**GIVEN INSTRUCTION**
Repeat the material below exactly, line for line.

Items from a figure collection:
------------

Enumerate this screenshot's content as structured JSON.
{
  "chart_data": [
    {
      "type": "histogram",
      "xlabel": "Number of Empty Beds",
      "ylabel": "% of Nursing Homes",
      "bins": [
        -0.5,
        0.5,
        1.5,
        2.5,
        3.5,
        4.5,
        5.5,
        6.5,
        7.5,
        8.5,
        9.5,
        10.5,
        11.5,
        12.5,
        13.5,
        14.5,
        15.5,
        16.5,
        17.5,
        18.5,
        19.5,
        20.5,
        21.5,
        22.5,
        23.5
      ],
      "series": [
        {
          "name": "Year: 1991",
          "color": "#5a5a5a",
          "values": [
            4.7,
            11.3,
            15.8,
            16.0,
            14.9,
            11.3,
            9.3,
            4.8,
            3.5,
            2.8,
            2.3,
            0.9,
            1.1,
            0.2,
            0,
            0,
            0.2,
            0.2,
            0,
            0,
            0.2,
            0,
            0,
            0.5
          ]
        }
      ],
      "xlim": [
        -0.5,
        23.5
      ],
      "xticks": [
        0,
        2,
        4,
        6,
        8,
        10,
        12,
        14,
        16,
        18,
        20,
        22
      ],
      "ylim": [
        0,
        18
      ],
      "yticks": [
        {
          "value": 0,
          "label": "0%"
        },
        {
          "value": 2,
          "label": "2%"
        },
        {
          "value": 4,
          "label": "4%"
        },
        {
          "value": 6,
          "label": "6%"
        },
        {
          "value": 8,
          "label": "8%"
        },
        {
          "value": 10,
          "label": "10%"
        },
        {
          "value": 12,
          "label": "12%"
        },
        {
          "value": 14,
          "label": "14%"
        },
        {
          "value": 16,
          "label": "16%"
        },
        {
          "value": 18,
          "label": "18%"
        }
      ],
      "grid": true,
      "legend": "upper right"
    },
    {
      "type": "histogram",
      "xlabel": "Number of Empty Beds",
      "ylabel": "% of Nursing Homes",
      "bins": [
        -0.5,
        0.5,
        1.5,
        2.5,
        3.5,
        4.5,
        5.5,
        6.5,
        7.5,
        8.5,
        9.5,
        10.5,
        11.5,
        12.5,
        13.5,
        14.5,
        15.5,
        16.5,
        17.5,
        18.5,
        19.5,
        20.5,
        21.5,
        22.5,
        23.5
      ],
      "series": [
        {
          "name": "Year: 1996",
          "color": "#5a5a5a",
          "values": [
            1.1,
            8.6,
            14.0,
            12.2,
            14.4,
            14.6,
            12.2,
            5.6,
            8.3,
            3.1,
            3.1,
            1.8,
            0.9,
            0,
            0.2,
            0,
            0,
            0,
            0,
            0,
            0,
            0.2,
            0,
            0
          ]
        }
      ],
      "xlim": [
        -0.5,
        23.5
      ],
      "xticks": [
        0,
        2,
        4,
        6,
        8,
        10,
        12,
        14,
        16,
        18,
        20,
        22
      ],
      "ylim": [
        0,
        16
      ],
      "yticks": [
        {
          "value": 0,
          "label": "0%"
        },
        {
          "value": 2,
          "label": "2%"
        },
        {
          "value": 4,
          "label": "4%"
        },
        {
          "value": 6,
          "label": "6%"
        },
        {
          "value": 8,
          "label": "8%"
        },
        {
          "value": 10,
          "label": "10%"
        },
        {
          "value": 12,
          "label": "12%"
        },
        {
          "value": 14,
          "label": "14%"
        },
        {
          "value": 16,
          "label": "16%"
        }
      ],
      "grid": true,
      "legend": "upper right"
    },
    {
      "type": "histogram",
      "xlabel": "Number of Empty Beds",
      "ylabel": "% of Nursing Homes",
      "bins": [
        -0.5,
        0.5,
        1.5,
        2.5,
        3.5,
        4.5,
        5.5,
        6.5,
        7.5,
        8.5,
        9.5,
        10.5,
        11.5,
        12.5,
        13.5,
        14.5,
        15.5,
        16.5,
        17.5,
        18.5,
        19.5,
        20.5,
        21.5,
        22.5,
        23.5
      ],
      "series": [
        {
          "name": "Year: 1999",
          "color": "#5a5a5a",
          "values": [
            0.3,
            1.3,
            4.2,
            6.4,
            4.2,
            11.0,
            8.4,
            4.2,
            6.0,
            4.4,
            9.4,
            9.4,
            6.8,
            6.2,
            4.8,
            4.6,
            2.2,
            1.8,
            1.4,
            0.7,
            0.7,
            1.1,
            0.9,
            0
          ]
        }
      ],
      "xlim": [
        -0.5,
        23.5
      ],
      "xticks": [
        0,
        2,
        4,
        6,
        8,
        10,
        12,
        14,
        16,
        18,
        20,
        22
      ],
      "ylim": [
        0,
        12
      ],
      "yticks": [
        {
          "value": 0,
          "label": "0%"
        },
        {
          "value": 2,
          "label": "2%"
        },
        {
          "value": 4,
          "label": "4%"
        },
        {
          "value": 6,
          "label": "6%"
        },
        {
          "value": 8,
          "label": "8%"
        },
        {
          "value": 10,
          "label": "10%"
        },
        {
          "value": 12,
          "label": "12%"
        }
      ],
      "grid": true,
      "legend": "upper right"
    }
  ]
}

------------

**EXERCISE ANSWER**
Enumerate this screenshot's content as structured JSON.
{
  "chart_data": [
    {
      "type": "histogram",
      "xlabel": "Number of Empty Beds",
      "ylabel": "% of Nursing Homes",
      "bins": [
        -0.5,
        0.5,
        1.5,
        2.5,
        3.5,
        4.5,
        5.5,
        6.5,
        7.5,
        8.5,
        9.5,
        10.5,
        11.5,
        12.5,
        13.5,
        14.5,
        15.5,
        16.5,
        17.5,
        18.5,
        19.5,
        20.5,
        21.5,
        22.5,
        23.5
      ],
      "series": [
        {
          "name": "Year: 1991",
          "color": "#5a5a5a",
          "values": [
            4.7,
            11.3,
            15.8,
            16.0,
            14.9,
            11.3,
            9.3,
            4.8,
            3.5,
            2.8,
            2.3,
            0.9,
            1.1,
            0.2,
            0,
            0,
            0.2,
            0.2,
            0,
            0,
            0.2,
            0,
            0,
            0.5
          ]
        }
      ],
      "xlim": [
        -0.5,
        23.5
      ],
      "xticks": [
        0,
        2,
        4,
        6,
        8,
        10,
        12,
        14,
        16,
        18,
        20,
        22
      ],
      "ylim": [
        0,
        18
      ],
      "yticks": [
        {
          "value": 0,
          "label": "0%"
        },
        {
          "value": 2,
          "label": "2%"
        },
        {
          "value": 4,
          "label": "4%"
        },
        {
          "value": 6,
          "label": "6%"
        },
        {
          "value": 8,
          "label": "8%"
        },
        {
          "value": 10,
          "label": "10%"
        },
        {
          "value": 12,
          "label": "12%"
        },
        {
          "value": 14,
          "label": "14%"
        },
        {
          "value": 16,
          "label": "16%"
        },
        {
          "value": 18,
          "label": "18%"
        }
      ],
      "grid": true,
      "legend": "upper right"
    },
    {
      "type": "histogram",
      "xlabel": "Number of Empty Beds",
      "ylabel": "% of Nursing Homes",
      "bins": [
        -0.5,
        0.5,
        1.5,
        2.5,
        3.5,
        4.5,
        5.5,
        6.5,
        7.5,
        8.5,
        9.5,
        10.5,
        11.5,
        12.5,
        13.5,
        14.5,
        15.5,
        16.5,
        17.5,
        18.5,
        19.5,
        20.5,
        21.5,
        22.5,
        23.5
      ],
      "series": [
        {
          "name": "Year: 1996",
          "color": "#5a5a5a",
          "values": [
            1.1,
            8.6,
            14.0,
            12.2,
            14.4,
            14.6,
            12.2,
            5.6,
            8.3,
            3.1,
            3.1,
            1.8,
            0.9,
            0,
            0.2,
            0,
            0,
            0,
            0,
            0,
            0,
            0.2,
            0,
            0
          ]
        }
      ],
      "xlim": [
        -0.5,
        23.5
      ],
      "xticks": [
        0,
        2,
        4,
        6,
        8,
        10,
        12,
        14,
        16,
        18,
        20,
        22
      ],
      "ylim": [
        0,
        16
      ],
      "yticks": [
        {
          "value": 0,
          "label": "0%"
        },
        {
          "value": 2,
          "label": "2%"
        },
        {
          "value": 4,
          "label": "4%"
        },
        {
          "value": 6,
          "label": "6%"
        },
        {
          "value": 8,
          "label": "8%"
        },
        {
          "value": 10,
          "label": "10%"
        },
        {
          "value": 12,
          "label": "12%"
        },
        {
          "value": 14,
          "label": "14%"
        },
        {
          "value": 16,
          "label": "16%"
        }
      ],
      "grid": true,
      "legend": "upper right"
    },
    {
      "type": "histogram",
      "xlabel": "Number of Empty Beds",
      "ylabel": "% of Nursing Homes",
      "bins": [
        -0.5,
        0.5,
        1.5,
        2.5,
        3.5,
        4.5,
        5.5,
        6.5,
        7.5,
        8.5,
        9.5,
        10.5,
        11.5,
        12.5,
        13.5,
        14.5,
        15.5,
        16.5,
        17.5,
        18.5,
        19.5,
        20.5,
        21.5,
        22.5,
        23.5
      ],
      "series": [
        {
          "name": "Year: 1999",
          "color": "#5a5a5a",
          "values": [
            0.3,
            1.3,
            4.2,
            6.4,
            4.2,
            11.0,
            8.4,
            4.2,
            6.0,
            4.4,
            9.4,
            9.4,
            6.8,
            6.2,
            4.8,
            4.6,
            2.2,
            1.8,
            1.4,
            0.7,
            0.7,
            1.1,
            0.9,
            0
          ]
        }
      ],
      "xlim": [
        -0.5,
        23.5
      ],
      "xticks": [
        0,
        2,
        4,
        6,
        8,
        10,
        12,
        14,
        16,
        18,
        20,
        22
      ],
      "ylim": [
        0,
        12
      ],
      "yticks": [
        {
          "value": 0,
          "label": "0%"
        },
        {
          "value": 2,
          "label": "2%"
        },
        {
          "value": 4,
          "label": "4%"
        },
        {
          "value": 6,
          "label": "6%"
        },
        {
          "value": 8,
          "label": "8%"
        },
        {
          "value": 10,
          "label": "10%"
        },
        {
          "value": 12,
          "label": "12%"
        }
      ],
      "grid": true,
      "legend": "upper right"
    }
  ]
}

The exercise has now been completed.